* _What you need to do_: Locate the string "grid" throughout the material and copy every line in which it occurs.

--- BEGIN ---

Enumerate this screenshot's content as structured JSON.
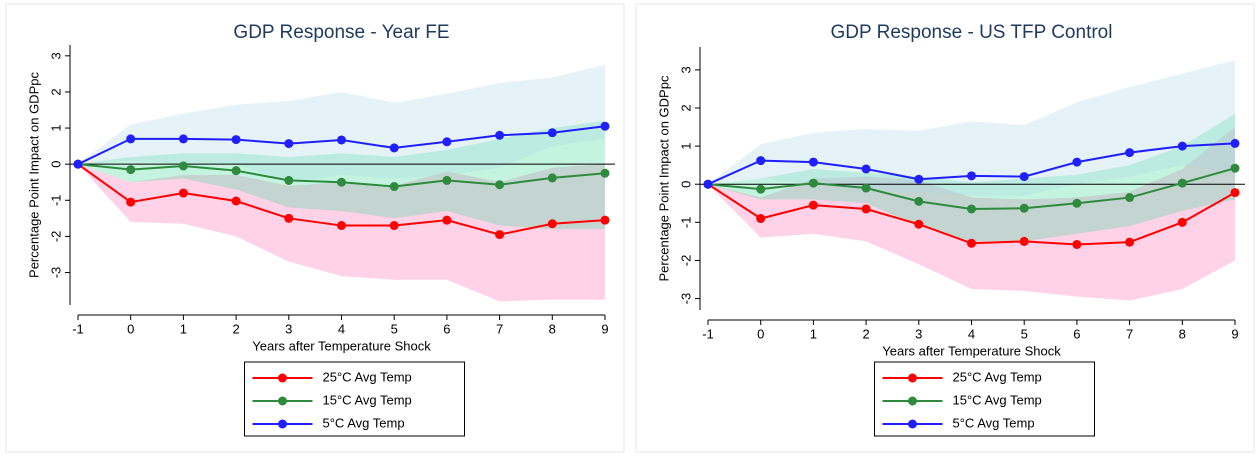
{
  "chart_data": [
    {
      "type": "line",
      "title": "GDP Response - Year FE",
      "x_label": "Years after Temperature Shock",
      "y_label": "Percentage Point Impact on GDPpc",
      "x": [
        -1,
        0,
        1,
        2,
        3,
        4,
        5,
        6,
        7,
        8,
        9
      ],
      "xlim": [
        -1,
        9
      ],
      "xticks": [
        -1,
        0,
        1,
        2,
        3,
        4,
        5,
        6,
        7,
        8,
        9
      ],
      "ylim": [
        -3.9,
        3.3
      ],
      "yticks": [
        -3,
        -2,
        -1,
        0,
        1,
        2,
        3
      ],
      "hline": 0,
      "series": [
        {
          "name": "25°C Avg Temp",
          "color": "#ff0000",
          "band_color": "#ff69b4",
          "values": [
            0,
            -1.05,
            -0.8,
            -1.02,
            -1.5,
            -1.7,
            -1.7,
            -1.55,
            -1.95,
            -1.65,
            -1.55
          ],
          "lower": [
            0,
            -1.6,
            -1.65,
            -2.0,
            -2.7,
            -3.1,
            -3.2,
            -3.2,
            -3.8,
            -3.75,
            -3.75
          ],
          "upper": [
            0,
            -0.5,
            -0.3,
            -0.3,
            -0.6,
            -0.5,
            -0.6,
            -0.2,
            -0.5,
            -0.1,
            0.0
          ]
        },
        {
          "name": "15°C Avg Temp",
          "color": "#2e8b3e",
          "band_color": "#3ddc97",
          "values": [
            0,
            -0.15,
            -0.05,
            -0.18,
            -0.45,
            -0.5,
            -0.62,
            -0.45,
            -0.57,
            -0.38,
            -0.25
          ],
          "lower": [
            0,
            -0.5,
            -0.4,
            -0.7,
            -1.2,
            -1.3,
            -1.5,
            -1.3,
            -1.7,
            -1.8,
            -1.8
          ],
          "upper": [
            0,
            0.2,
            0.3,
            0.3,
            0.2,
            0.3,
            0.2,
            0.4,
            0.7,
            1.0,
            1.2
          ]
        },
        {
          "name": "5°C Avg Temp",
          "color": "#1f1fff",
          "band_color": "#a8d8e8",
          "values": [
            0,
            0.7,
            0.7,
            0.68,
            0.57,
            0.67,
            0.45,
            0.62,
            0.8,
            0.87,
            1.05
          ],
          "lower": [
            0,
            0.1,
            0.0,
            0.0,
            -0.5,
            -0.3,
            -0.4,
            -0.3,
            -0.1,
            0.5,
            0.7
          ],
          "upper": [
            0,
            1.1,
            1.4,
            1.65,
            1.75,
            2.0,
            1.7,
            1.95,
            2.25,
            2.4,
            2.75
          ]
        }
      ]
    },
    {
      "type": "line",
      "title": "GDP Response - US TFP Control",
      "x_label": "Years after Temperature Shock",
      "y_label": "Percentage Point Impact on GDPpc",
      "x": [
        -1,
        0,
        1,
        2,
        3,
        4,
        5,
        6,
        7,
        8,
        9
      ],
      "xlim": [
        -1,
        9
      ],
      "xticks": [
        -1,
        0,
        1,
        2,
        3,
        4,
        5,
        6,
        7,
        8,
        9
      ],
      "ylim": [
        -3.3,
        3.6
      ],
      "yticks": [
        -3,
        -2,
        -1,
        0,
        1,
        2,
        3
      ],
      "hline": 0,
      "series": [
        {
          "name": "25°C Avg Temp",
          "color": "#ff0000",
          "band_color": "#ff69b4",
          "values": [
            0,
            -0.9,
            -0.55,
            -0.65,
            -1.05,
            -1.55,
            -1.5,
            -1.58,
            -1.52,
            -1.0,
            -0.22
          ],
          "lower": [
            0,
            -1.4,
            -1.3,
            -1.5,
            -2.1,
            -2.75,
            -2.8,
            -2.95,
            -3.05,
            -2.75,
            -2.0
          ],
          "upper": [
            0,
            -0.35,
            0.15,
            0.2,
            0.1,
            -0.35,
            -0.4,
            -0.35,
            -0.2,
            0.4,
            1.5
          ]
        },
        {
          "name": "15°C Avg Temp",
          "color": "#2e8b3e",
          "band_color": "#3ddc97",
          "values": [
            0,
            -0.13,
            0.03,
            -0.1,
            -0.45,
            -0.65,
            -0.63,
            -0.5,
            -0.35,
            0.03,
            0.42
          ],
          "lower": [
            0,
            -0.4,
            -0.4,
            -0.5,
            -1.1,
            -1.5,
            -1.5,
            -1.3,
            -1.1,
            -0.7,
            -0.4
          ],
          "upper": [
            0,
            0.15,
            0.4,
            0.3,
            0.2,
            0.05,
            0.15,
            0.25,
            0.5,
            1.0,
            1.85
          ]
        },
        {
          "name": "5°C Avg Temp",
          "color": "#1f1fff",
          "band_color": "#a8d8e8",
          "values": [
            0,
            0.62,
            0.58,
            0.4,
            0.13,
            0.22,
            0.2,
            0.58,
            0.83,
            1.0,
            1.07
          ],
          "lower": [
            0,
            0.15,
            0.0,
            -0.2,
            -0.2,
            -0.3,
            -0.3,
            0.0,
            0.2,
            0.5,
            0.3
          ],
          "upper": [
            0,
            1.05,
            1.35,
            1.45,
            1.4,
            1.65,
            1.55,
            2.15,
            2.55,
            2.9,
            3.25
          ]
        }
      ]
    }
  ]
}
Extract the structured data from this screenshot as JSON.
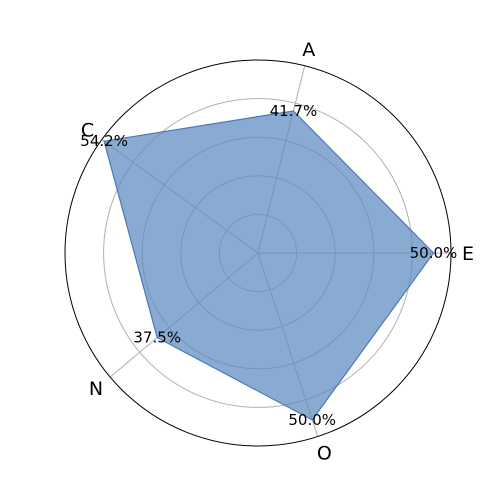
{
  "chart_data": {
    "type": "radar",
    "title": "",
    "categories": [
      "E",
      "A",
      "C",
      "N",
      "O"
    ],
    "category_angles_deg": [
      0,
      76,
      144,
      220,
      288
    ],
    "values": [
      50.0,
      41.7,
      54.2,
      37.5,
      50.0
    ],
    "value_labels": [
      "50.0%",
      "41.7%",
      "54.2%",
      "37.5%",
      "50.0%"
    ],
    "r_max": 55,
    "grid": true,
    "r_ticks_labeled": false,
    "colors": {
      "fill": "#5b8abf",
      "fill_opacity": 0.72,
      "stroke": "#4a79b0",
      "grid": "#b0b0b0",
      "frame": "#000000"
    }
  }
}
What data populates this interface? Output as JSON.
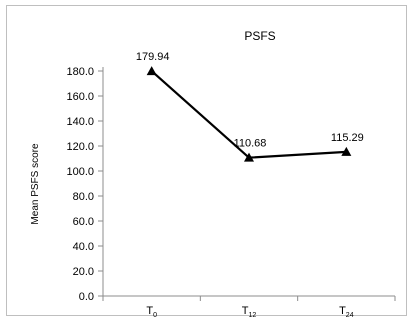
{
  "chart_data": {
    "type": "line",
    "title": "PSFS",
    "ylabel": "Mean PSFS score",
    "xlabel": "",
    "categories": [
      {
        "base": "T",
        "sub": "0"
      },
      {
        "base": "T",
        "sub": "12"
      },
      {
        "base": "T",
        "sub": "24"
      }
    ],
    "series": [
      {
        "values": [
          179.94,
          110.68,
          115.29
        ],
        "labels": [
          "179.94",
          "110.68",
          "115.29"
        ],
        "color": "#000000",
        "marker": "triangle"
      }
    ],
    "ylim": [
      0,
      180
    ],
    "yticks": [
      "0.0",
      "20.0",
      "40.0",
      "60.0",
      "80.0",
      "100.0",
      "120.0",
      "140.0",
      "160.0",
      "180.0"
    ],
    "grid": false,
    "legend": "none"
  }
}
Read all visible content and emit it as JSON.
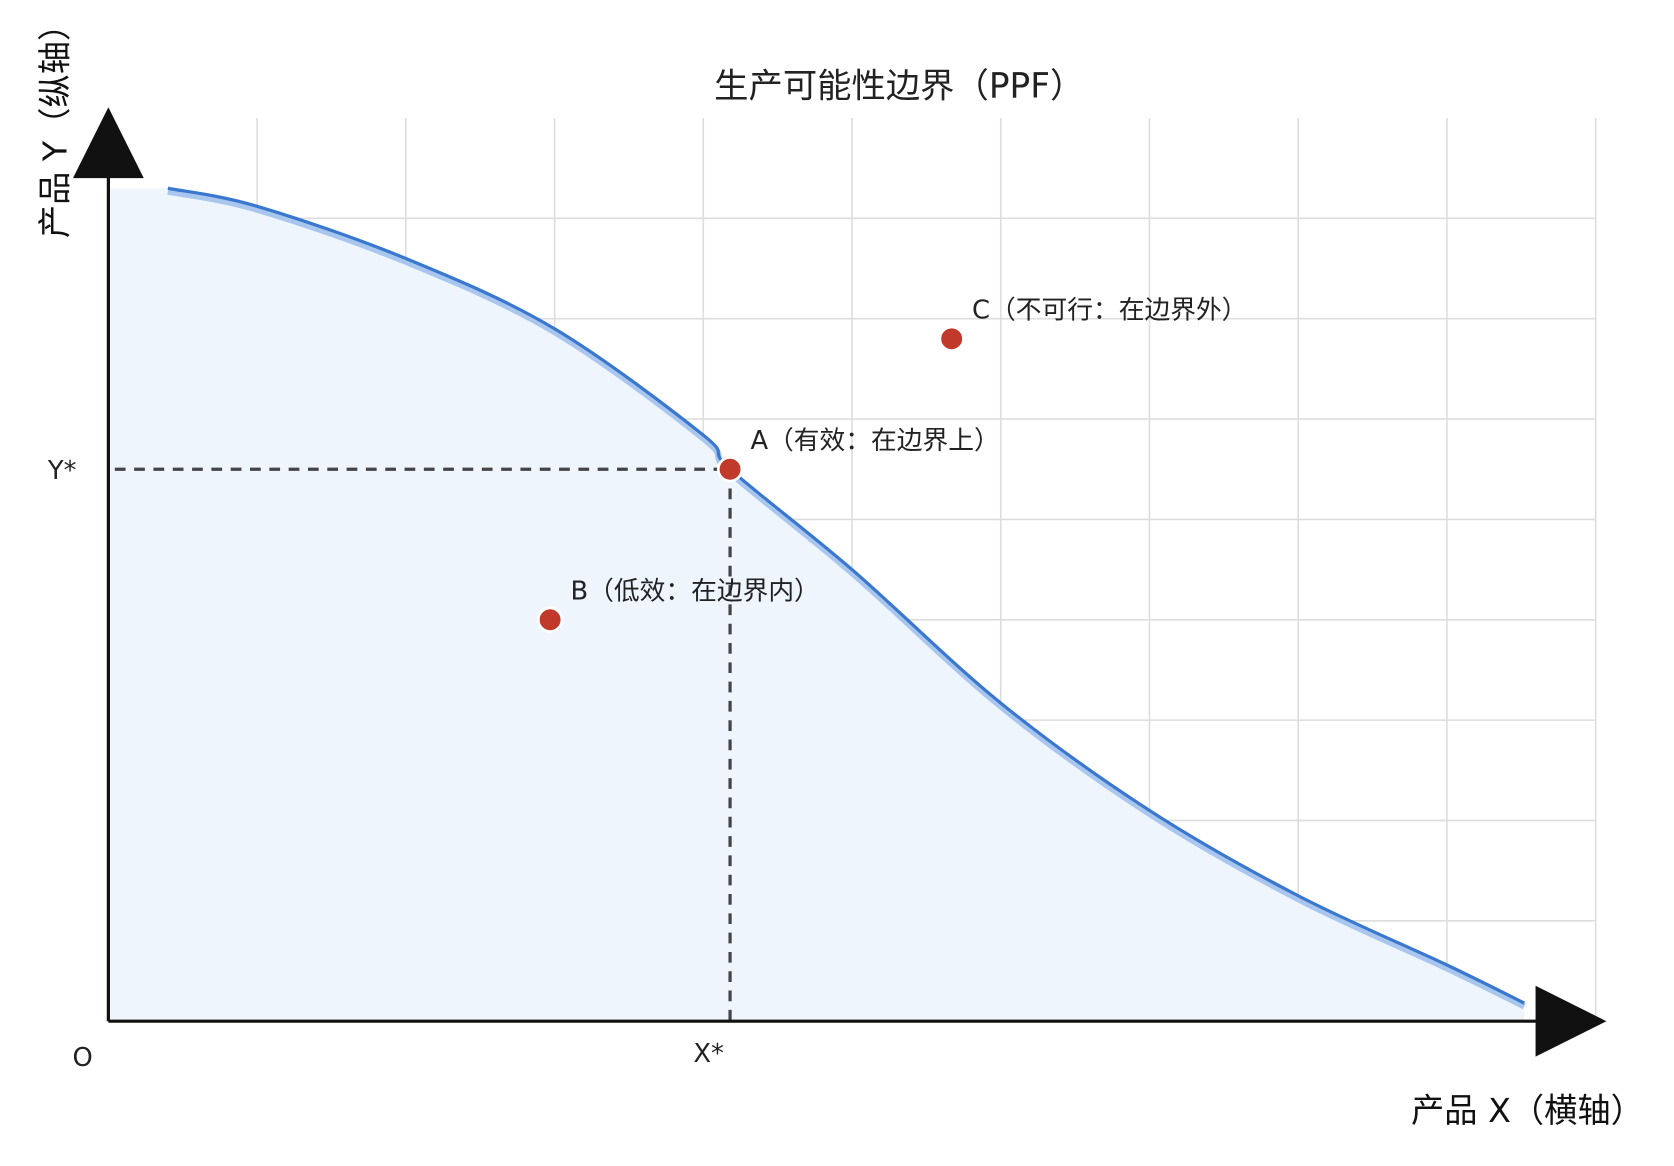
{
  "chart_data": {
    "type": "line",
    "title": "生产可能性边界（PPF）",
    "xlabel": "产品 X（横轴）",
    "ylabel": "产品 Y（纵轴）",
    "origin_label": "O",
    "xlim": [
      0,
      10
    ],
    "ylim": [
      0,
      9
    ],
    "grid": true,
    "curve": {
      "x": [
        0.4,
        1.0,
        2.0,
        3.0,
        4.0,
        4.18,
        5.0,
        6.0,
        7.0,
        8.0,
        9.0,
        9.52
      ],
      "y": [
        8.3,
        8.12,
        7.6,
        6.9,
        5.84,
        5.5,
        4.5,
        3.17,
        2.1,
        1.25,
        0.56,
        0.18
      ],
      "color": "#3a78d0",
      "fill_color": "#eef5fd",
      "fill_start_y": 8.3
    },
    "points": [
      {
        "label": "A（有效：在边界上）",
        "x": 4.18,
        "y": 5.5
      },
      {
        "label": "B（低效：在边界内）",
        "x": 2.97,
        "y": 4.0
      },
      {
        "label": "C（不可行：在边界外）",
        "x": 5.67,
        "y": 6.8
      }
    ],
    "point_color": "#c0392b",
    "reference": {
      "x_label": "X*",
      "y_label": "Y*",
      "x": 4.18,
      "y": 5.5,
      "color": "#444444"
    }
  }
}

--- END ---

* _Right answer_:
    "grid": true,
      "grid": "#b0b0b0",
    "grid": false,
    "grid": true,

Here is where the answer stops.